Transcribe every entry word for word. Skip the pictures.

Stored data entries
+++

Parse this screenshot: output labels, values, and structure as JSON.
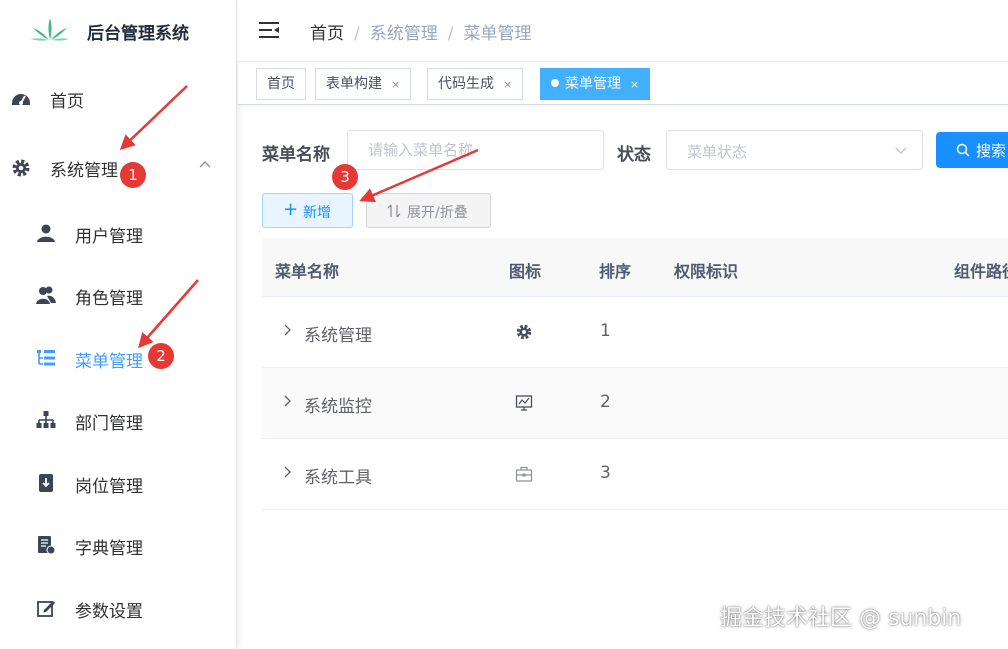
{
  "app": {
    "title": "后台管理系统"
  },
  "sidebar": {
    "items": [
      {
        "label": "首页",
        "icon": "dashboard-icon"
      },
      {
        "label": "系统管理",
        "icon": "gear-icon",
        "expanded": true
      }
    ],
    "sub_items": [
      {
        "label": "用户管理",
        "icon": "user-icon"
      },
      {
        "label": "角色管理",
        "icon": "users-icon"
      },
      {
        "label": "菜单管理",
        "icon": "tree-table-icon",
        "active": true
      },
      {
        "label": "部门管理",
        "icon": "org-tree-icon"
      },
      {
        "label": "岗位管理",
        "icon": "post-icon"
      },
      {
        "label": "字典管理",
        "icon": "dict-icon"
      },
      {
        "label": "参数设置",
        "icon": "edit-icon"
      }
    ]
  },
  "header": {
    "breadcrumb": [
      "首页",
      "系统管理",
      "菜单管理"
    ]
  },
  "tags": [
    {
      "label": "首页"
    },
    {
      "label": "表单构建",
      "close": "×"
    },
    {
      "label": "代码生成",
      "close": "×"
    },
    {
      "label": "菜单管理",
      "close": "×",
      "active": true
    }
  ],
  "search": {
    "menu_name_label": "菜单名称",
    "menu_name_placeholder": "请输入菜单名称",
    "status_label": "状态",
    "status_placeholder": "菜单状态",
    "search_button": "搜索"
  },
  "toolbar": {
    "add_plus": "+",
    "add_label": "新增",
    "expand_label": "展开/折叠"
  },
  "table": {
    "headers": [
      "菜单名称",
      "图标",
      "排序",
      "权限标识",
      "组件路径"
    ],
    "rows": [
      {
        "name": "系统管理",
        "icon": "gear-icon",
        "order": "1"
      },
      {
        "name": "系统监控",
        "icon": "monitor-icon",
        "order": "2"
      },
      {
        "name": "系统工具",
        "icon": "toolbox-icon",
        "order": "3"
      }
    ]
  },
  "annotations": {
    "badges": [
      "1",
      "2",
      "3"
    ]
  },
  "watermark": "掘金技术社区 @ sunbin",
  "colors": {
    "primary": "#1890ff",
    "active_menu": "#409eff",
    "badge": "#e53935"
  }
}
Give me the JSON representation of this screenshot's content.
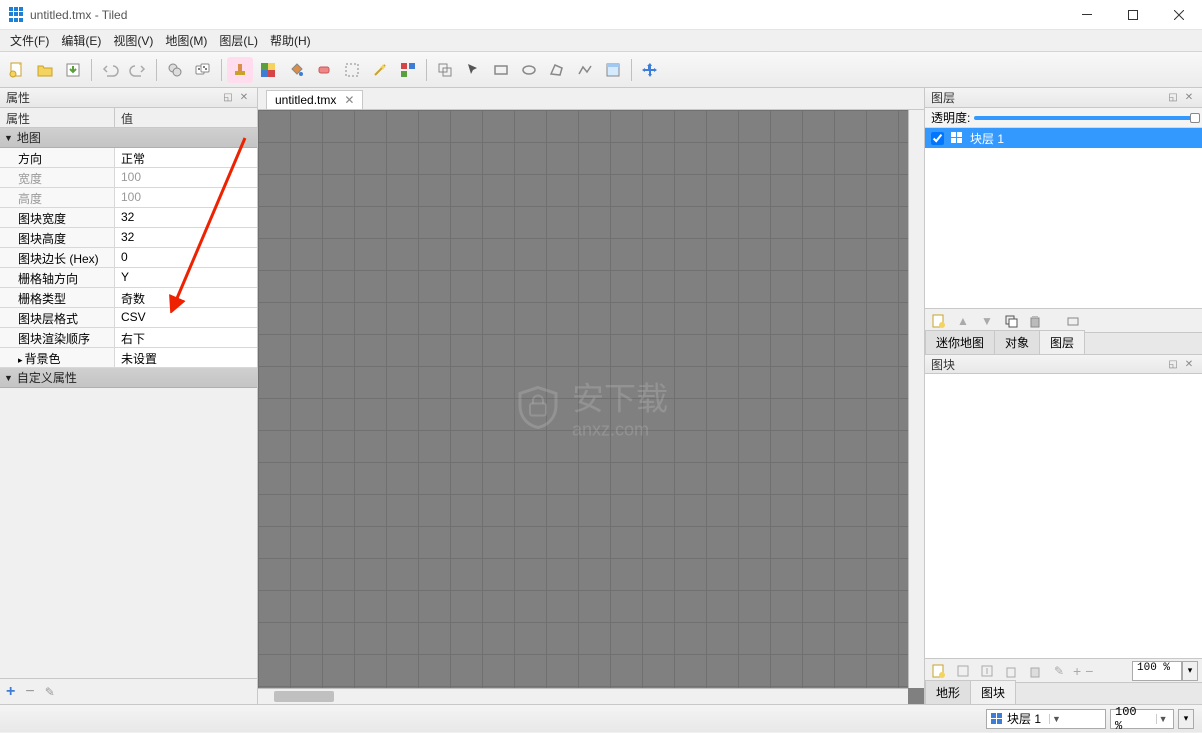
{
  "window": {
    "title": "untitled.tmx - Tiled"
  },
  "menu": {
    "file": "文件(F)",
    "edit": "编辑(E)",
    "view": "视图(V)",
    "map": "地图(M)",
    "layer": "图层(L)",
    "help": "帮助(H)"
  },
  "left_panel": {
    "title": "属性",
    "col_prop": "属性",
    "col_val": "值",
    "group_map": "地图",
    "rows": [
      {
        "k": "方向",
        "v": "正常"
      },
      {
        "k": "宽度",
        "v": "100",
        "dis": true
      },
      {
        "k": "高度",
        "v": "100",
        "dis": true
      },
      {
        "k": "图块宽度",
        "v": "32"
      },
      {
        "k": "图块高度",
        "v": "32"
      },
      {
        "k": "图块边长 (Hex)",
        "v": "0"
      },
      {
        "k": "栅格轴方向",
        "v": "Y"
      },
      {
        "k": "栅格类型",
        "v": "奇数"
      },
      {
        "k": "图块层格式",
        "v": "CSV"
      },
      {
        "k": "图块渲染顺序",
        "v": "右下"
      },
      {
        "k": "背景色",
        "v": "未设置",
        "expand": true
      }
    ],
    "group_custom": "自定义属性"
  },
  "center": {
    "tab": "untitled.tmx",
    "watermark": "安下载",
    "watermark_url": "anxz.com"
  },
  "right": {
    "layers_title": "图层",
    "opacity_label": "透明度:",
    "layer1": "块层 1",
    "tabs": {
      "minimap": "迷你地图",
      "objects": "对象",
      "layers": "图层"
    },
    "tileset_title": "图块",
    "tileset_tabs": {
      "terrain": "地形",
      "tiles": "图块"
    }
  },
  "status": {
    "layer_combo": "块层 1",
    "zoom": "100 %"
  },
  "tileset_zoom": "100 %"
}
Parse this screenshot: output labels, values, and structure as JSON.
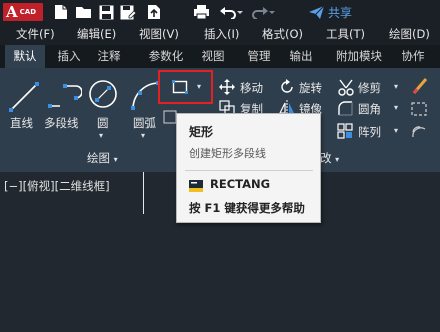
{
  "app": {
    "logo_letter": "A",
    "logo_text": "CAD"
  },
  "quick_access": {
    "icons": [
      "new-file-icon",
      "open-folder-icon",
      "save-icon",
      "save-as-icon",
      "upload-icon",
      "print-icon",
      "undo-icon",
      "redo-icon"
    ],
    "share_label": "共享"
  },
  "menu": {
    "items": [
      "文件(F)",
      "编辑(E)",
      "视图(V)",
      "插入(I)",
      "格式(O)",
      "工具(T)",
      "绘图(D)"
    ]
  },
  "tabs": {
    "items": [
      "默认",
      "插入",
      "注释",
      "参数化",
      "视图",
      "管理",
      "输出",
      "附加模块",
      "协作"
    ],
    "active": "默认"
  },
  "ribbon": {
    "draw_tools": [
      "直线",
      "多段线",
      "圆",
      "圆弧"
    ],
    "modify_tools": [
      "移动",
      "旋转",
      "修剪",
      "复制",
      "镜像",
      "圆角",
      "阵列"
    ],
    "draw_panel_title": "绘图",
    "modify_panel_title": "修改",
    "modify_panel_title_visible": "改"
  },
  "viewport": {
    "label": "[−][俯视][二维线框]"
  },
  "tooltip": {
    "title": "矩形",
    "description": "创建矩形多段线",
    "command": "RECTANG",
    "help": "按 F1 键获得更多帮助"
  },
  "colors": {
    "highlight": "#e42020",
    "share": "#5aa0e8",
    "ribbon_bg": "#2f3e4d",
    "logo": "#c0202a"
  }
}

+++

• Exercise output
Parse this screenshot: output labels, values, and structure as JSON.
{
  "app": {
    "title": "后台管理系统"
  },
  "sidebar": {
    "items": [
      {
        "label": "首页",
        "icon": "dashboard-icon"
      },
      {
        "label": "系统管理",
        "icon": "gear-icon",
        "expanded": true
      }
    ],
    "sub_items": [
      {
        "label": "用户管理",
        "icon": "user-icon"
      },
      {
        "label": "角色管理",
        "icon": "users-icon"
      },
      {
        "label": "菜单管理",
        "icon": "tree-table-icon",
        "active": true
      },
      {
        "label": "部门管理",
        "icon": "org-tree-icon"
      },
      {
        "label": "岗位管理",
        "icon": "post-icon"
      },
      {
        "label": "字典管理",
        "icon": "dict-icon"
      },
      {
        "label": "参数设置",
        "icon": "edit-icon"
      }
    ]
  },
  "header": {
    "breadcrumb": [
      "首页",
      "系统管理",
      "菜单管理"
    ]
  },
  "tags": [
    {
      "label": "首页"
    },
    {
      "label": "表单构建",
      "close": "×"
    },
    {
      "label": "代码生成",
      "close": "×"
    },
    {
      "label": "菜单管理",
      "close": "×",
      "active": true
    }
  ],
  "search": {
    "menu_name_label": "菜单名称",
    "menu_name_placeholder": "请输入菜单名称",
    "status_label": "状态",
    "status_placeholder": "菜单状态",
    "search_button": "搜索"
  },
  "toolbar": {
    "add_plus": "+",
    "add_label": "新增",
    "expand_label": "展开/折叠"
  },
  "table": {
    "headers": [
      "菜单名称",
      "图标",
      "排序",
      "权限标识",
      "组件路径"
    ],
    "rows": [
      {
        "name": "系统管理",
        "icon": "gear-icon",
        "order": "1"
      },
      {
        "name": "系统监控",
        "icon": "monitor-icon",
        "order": "2"
      },
      {
        "name": "系统工具",
        "icon": "toolbox-icon",
        "order": "3"
      }
    ]
  },
  "annotations": {
    "badges": [
      "1",
      "2",
      "3"
    ]
  },
  "watermark": "掘金技术社区 @ sunbin",
  "colors": {
    "primary": "#1890ff",
    "active_menu": "#409eff",
    "badge": "#e53935"
  }
}
Give me the JSON representation of this screenshot's content.
{
  "window": {
    "title": "untitled.tmx - Tiled"
  },
  "menu": {
    "file": "文件(F)",
    "edit": "编辑(E)",
    "view": "视图(V)",
    "map": "地图(M)",
    "layer": "图层(L)",
    "help": "帮助(H)"
  },
  "left_panel": {
    "title": "属性",
    "col_prop": "属性",
    "col_val": "值",
    "group_map": "地图",
    "rows": [
      {
        "k": "方向",
        "v": "正常"
      },
      {
        "k": "宽度",
        "v": "100",
        "dis": true
      },
      {
        "k": "高度",
        "v": "100",
        "dis": true
      },
      {
        "k": "图块宽度",
        "v": "32"
      },
      {
        "k": "图块高度",
        "v": "32"
      },
      {
        "k": "图块边长 (Hex)",
        "v": "0"
      },
      {
        "k": "栅格轴方向",
        "v": "Y"
      },
      {
        "k": "栅格类型",
        "v": "奇数"
      },
      {
        "k": "图块层格式",
        "v": "CSV"
      },
      {
        "k": "图块渲染顺序",
        "v": "右下"
      },
      {
        "k": "背景色",
        "v": "未设置",
        "expand": true
      }
    ],
    "group_custom": "自定义属性"
  },
  "center": {
    "tab": "untitled.tmx",
    "watermark": "安下载",
    "watermark_url": "anxz.com"
  },
  "right": {
    "layers_title": "图层",
    "opacity_label": "透明度:",
    "layer1": "块层 1",
    "tabs": {
      "minimap": "迷你地图",
      "objects": "对象",
      "layers": "图层"
    },
    "tileset_title": "图块",
    "tileset_tabs": {
      "terrain": "地形",
      "tiles": "图块"
    }
  },
  "status": {
    "layer_combo": "块层 1",
    "zoom": "100 %"
  },
  "tileset_zoom": "100 %"
}
Parse this screenshot: output labels, values, and structure as JSON.
{
  "app": {
    "logo_letter": "A",
    "logo_text": "CAD"
  },
  "quick_access": {
    "icons": [
      "new-file-icon",
      "open-folder-icon",
      "save-icon",
      "save-as-icon",
      "upload-icon",
      "print-icon",
      "undo-icon",
      "redo-icon"
    ],
    "share_label": "共享"
  },
  "menu": {
    "items": [
      "文件(F)",
      "编辑(E)",
      "视图(V)",
      "插入(I)",
      "格式(O)",
      "工具(T)",
      "绘图(D)"
    ]
  },
  "tabs": {
    "items": [
      "默认",
      "插入",
      "注释",
      "参数化",
      "视图",
      "管理",
      "输出",
      "附加模块",
      "协作"
    ],
    "active": "默认"
  },
  "ribbon": {
    "draw_tools": [
      "直线",
      "多段线",
      "圆",
      "圆弧"
    ],
    "modify_tools": [
      "移动",
      "旋转",
      "修剪",
      "复制",
      "镜像",
      "圆角",
      "阵列"
    ],
    "draw_panel_title": "绘图",
    "modify_panel_title": "修改",
    "modify_panel_title_visible": "改"
  },
  "viewport": {
    "label": "[−][俯视][二维线框]"
  },
  "tooltip": {
    "title": "矩形",
    "description": "创建矩形多段线",
    "command": "RECTANG",
    "help": "按 F1 键获得更多帮助"
  },
  "colors": {
    "highlight": "#e42020",
    "share": "#5aa0e8",
    "ribbon_bg": "#2f3e4d",
    "logo": "#c0202a"
  }
}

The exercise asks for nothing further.